EXERCISE OBJECTIVE.
Each entry below is to be extracted exactly.

EXERCISE INPUT.

□ □ □

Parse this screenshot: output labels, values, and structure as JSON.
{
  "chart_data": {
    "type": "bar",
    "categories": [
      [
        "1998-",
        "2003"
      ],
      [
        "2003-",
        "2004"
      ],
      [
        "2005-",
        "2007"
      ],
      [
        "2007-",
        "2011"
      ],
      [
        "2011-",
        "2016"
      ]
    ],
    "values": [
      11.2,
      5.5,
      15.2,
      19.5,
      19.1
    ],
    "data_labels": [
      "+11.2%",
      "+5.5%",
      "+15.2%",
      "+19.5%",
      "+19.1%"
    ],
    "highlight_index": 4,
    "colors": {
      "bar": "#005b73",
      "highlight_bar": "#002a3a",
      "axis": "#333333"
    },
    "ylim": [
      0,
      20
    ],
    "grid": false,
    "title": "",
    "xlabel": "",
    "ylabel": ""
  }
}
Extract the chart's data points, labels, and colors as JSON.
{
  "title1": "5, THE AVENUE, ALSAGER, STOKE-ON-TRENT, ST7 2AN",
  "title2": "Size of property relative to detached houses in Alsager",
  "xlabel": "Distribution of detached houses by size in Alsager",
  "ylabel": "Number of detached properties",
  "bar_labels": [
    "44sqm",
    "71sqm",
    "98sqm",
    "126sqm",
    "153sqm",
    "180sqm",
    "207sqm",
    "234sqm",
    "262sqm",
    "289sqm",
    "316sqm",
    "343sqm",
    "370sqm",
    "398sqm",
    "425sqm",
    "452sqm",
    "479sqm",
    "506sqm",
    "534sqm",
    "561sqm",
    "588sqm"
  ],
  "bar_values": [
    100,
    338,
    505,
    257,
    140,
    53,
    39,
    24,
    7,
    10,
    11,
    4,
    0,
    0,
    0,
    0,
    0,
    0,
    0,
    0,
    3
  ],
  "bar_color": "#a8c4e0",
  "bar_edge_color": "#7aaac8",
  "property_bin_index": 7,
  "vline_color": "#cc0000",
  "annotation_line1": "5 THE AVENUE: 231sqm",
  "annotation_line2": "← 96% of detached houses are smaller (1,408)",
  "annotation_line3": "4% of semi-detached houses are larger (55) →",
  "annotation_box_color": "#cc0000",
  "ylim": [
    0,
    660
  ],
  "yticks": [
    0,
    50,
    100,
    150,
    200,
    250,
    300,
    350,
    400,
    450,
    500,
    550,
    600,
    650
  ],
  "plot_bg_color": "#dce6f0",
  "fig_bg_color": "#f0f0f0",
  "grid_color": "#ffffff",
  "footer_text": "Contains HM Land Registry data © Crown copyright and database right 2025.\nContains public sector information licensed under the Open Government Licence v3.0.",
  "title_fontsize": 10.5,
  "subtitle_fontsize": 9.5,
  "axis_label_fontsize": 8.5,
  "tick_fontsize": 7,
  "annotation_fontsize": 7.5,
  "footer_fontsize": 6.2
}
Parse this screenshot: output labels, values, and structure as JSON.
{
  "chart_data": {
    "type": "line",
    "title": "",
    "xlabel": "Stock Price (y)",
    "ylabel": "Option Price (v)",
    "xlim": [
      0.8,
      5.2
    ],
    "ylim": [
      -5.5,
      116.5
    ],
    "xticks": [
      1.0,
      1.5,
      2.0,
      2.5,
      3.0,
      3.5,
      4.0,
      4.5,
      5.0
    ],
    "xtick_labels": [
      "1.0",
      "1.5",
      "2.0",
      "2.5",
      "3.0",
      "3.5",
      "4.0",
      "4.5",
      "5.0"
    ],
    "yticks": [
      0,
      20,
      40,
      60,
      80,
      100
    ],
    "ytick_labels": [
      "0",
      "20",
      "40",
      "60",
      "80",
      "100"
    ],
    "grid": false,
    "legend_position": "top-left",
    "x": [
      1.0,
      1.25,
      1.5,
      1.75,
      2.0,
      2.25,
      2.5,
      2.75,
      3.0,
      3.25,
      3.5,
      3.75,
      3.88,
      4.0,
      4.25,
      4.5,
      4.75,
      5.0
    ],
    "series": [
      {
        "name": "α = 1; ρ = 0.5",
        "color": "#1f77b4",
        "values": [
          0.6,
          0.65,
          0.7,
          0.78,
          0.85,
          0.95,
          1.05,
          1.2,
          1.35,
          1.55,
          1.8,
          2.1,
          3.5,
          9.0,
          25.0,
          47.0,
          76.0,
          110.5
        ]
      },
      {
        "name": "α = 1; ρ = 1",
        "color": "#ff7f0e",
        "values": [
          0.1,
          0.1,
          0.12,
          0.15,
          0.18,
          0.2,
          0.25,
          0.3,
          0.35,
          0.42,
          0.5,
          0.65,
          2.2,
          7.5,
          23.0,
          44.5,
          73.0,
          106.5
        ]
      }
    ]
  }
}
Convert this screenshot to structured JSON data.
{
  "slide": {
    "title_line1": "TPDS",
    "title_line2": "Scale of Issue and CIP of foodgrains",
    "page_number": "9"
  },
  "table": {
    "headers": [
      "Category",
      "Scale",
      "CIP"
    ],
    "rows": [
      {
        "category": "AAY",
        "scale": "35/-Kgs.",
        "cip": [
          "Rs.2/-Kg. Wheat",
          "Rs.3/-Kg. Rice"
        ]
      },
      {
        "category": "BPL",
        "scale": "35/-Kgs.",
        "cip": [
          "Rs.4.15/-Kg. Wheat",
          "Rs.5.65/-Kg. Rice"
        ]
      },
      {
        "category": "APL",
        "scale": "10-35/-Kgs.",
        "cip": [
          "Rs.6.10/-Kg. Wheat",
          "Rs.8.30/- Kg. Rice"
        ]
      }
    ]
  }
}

□ □ □

RIGHT ANSWER.
Parse this screenshot: output labels, values, and structure as JSON.
{
  "chart_data": {
    "type": "bar",
    "categories": [
      [
        "1998-",
        "2003"
      ],
      [
        "2003-",
        "2004"
      ],
      [
        "2005-",
        "2007"
      ],
      [
        "2007-",
        "2011"
      ],
      [
        "2011-",
        "2016"
      ]
    ],
    "values": [
      11.2,
      5.5,
      15.2,
      19.5,
      19.1
    ],
    "data_labels": [
      "+11.2%",
      "+5.5%",
      "+15.2%",
      "+19.5%",
      "+19.1%"
    ],
    "highlight_index": 4,
    "colors": {
      "bar": "#005b73",
      "highlight_bar": "#002a3a",
      "axis": "#333333"
    },
    "ylim": [
      0,
      20
    ],
    "grid": false,
    "title": "",
    "xlabel": "",
    "ylabel": ""
  }
}
Extract the chart's data points, labels, and colors as JSON.
{
  "title1": "5, THE AVENUE, ALSAGER, STOKE-ON-TRENT, ST7 2AN",
  "title2": "Size of property relative to detached houses in Alsager",
  "xlabel": "Distribution of detached houses by size in Alsager",
  "ylabel": "Number of detached properties",
  "bar_labels": [
    "44sqm",
    "71sqm",
    "98sqm",
    "126sqm",
    "153sqm",
    "180sqm",
    "207sqm",
    "234sqm",
    "262sqm",
    "289sqm",
    "316sqm",
    "343sqm",
    "370sqm",
    "398sqm",
    "425sqm",
    "452sqm",
    "479sqm",
    "506sqm",
    "534sqm",
    "561sqm",
    "588sqm"
  ],
  "bar_values": [
    100,
    338,
    505,
    257,
    140,
    53,
    39,
    24,
    7,
    10,
    11,
    4,
    0,
    0,
    0,
    0,
    0,
    0,
    0,
    0,
    3
  ],
  "bar_color": "#a8c4e0",
  "bar_edge_color": "#7aaac8",
  "property_bin_index": 7,
  "vline_color": "#cc0000",
  "annotation_line1": "5 THE AVENUE: 231sqm",
  "annotation_line2": "← 96% of detached houses are smaller (1,408)",
  "annotation_line3": "4% of semi-detached houses are larger (55) →",
  "annotation_box_color": "#cc0000",
  "ylim": [
    0,
    660
  ],
  "yticks": [
    0,
    50,
    100,
    150,
    200,
    250,
    300,
    350,
    400,
    450,
    500,
    550,
    600,
    650
  ],
  "plot_bg_color": "#dce6f0",
  "fig_bg_color": "#f0f0f0",
  "grid_color": "#ffffff",
  "footer_text": "Contains HM Land Registry data © Crown copyright and database right 2025.\nContains public sector information licensed under the Open Government Licence v3.0.",
  "title_fontsize": 10.5,
  "subtitle_fontsize": 9.5,
  "axis_label_fontsize": 8.5,
  "tick_fontsize": 7,
  "annotation_fontsize": 7.5,
  "footer_fontsize": 6.2
}
Parse this screenshot: output labels, values, and structure as JSON.
{
  "chart_data": {
    "type": "line",
    "title": "",
    "xlabel": "Stock Price (y)",
    "ylabel": "Option Price (v)",
    "xlim": [
      0.8,
      5.2
    ],
    "ylim": [
      -5.5,
      116.5
    ],
    "xticks": [
      1.0,
      1.5,
      2.0,
      2.5,
      3.0,
      3.5,
      4.0,
      4.5,
      5.0
    ],
    "xtick_labels": [
      "1.0",
      "1.5",
      "2.0",
      "2.5",
      "3.0",
      "3.5",
      "4.0",
      "4.5",
      "5.0"
    ],
    "yticks": [
      0,
      20,
      40,
      60,
      80,
      100
    ],
    "ytick_labels": [
      "0",
      "20",
      "40",
      "60",
      "80",
      "100"
    ],
    "grid": false,
    "legend_position": "top-left",
    "x": [
      1.0,
      1.25,
      1.5,
      1.75,
      2.0,
      2.25,
      2.5,
      2.75,
      3.0,
      3.25,
      3.5,
      3.75,
      3.88,
      4.0,
      4.25,
      4.5,
      4.75,
      5.0
    ],
    "series": [
      {
        "name": "α = 1; ρ = 0.5",
        "color": "#1f77b4",
        "values": [
          0.6,
          0.65,
          0.7,
          0.78,
          0.85,
          0.95,
          1.05,
          1.2,
          1.35,
          1.55,
          1.8,
          2.1,
          3.5,
          9.0,
          25.0,
          47.0,
          76.0,
          110.5
        ]
      },
      {
        "name": "α = 1; ρ = 1",
        "color": "#ff7f0e",
        "values": [
          0.1,
          0.1,
          0.12,
          0.15,
          0.18,
          0.2,
          0.25,
          0.3,
          0.35,
          0.42,
          0.5,
          0.65,
          2.2,
          7.5,
          23.0,
          44.5,
          73.0,
          106.5
        ]
      }
    ]
  }
}
Convert this screenshot to structured JSON data.
{
  "slide": {
    "title_line1": "TPDS",
    "title_line2": "Scale of Issue and CIP of foodgrains",
    "page_number": "9"
  },
  "table": {
    "headers": [
      "Category",
      "Scale",
      "CIP"
    ],
    "rows": [
      {
        "category": "AAY",
        "scale": "35/-Kgs.",
        "cip": [
          "Rs.2/-Kg. Wheat",
          "Rs.3/-Kg. Rice"
        ]
      },
      {
        "category": "BPL",
        "scale": "35/-Kgs.",
        "cip": [
          "Rs.4.15/-Kg. Wheat",
          "Rs.5.65/-Kg. Rice"
        ]
      },
      {
        "category": "APL",
        "scale": "10-35/-Kgs.",
        "cip": [
          "Rs.6.10/-Kg. Wheat",
          "Rs.8.30/- Kg. Rice"
        ]
      }
    ]
  }
}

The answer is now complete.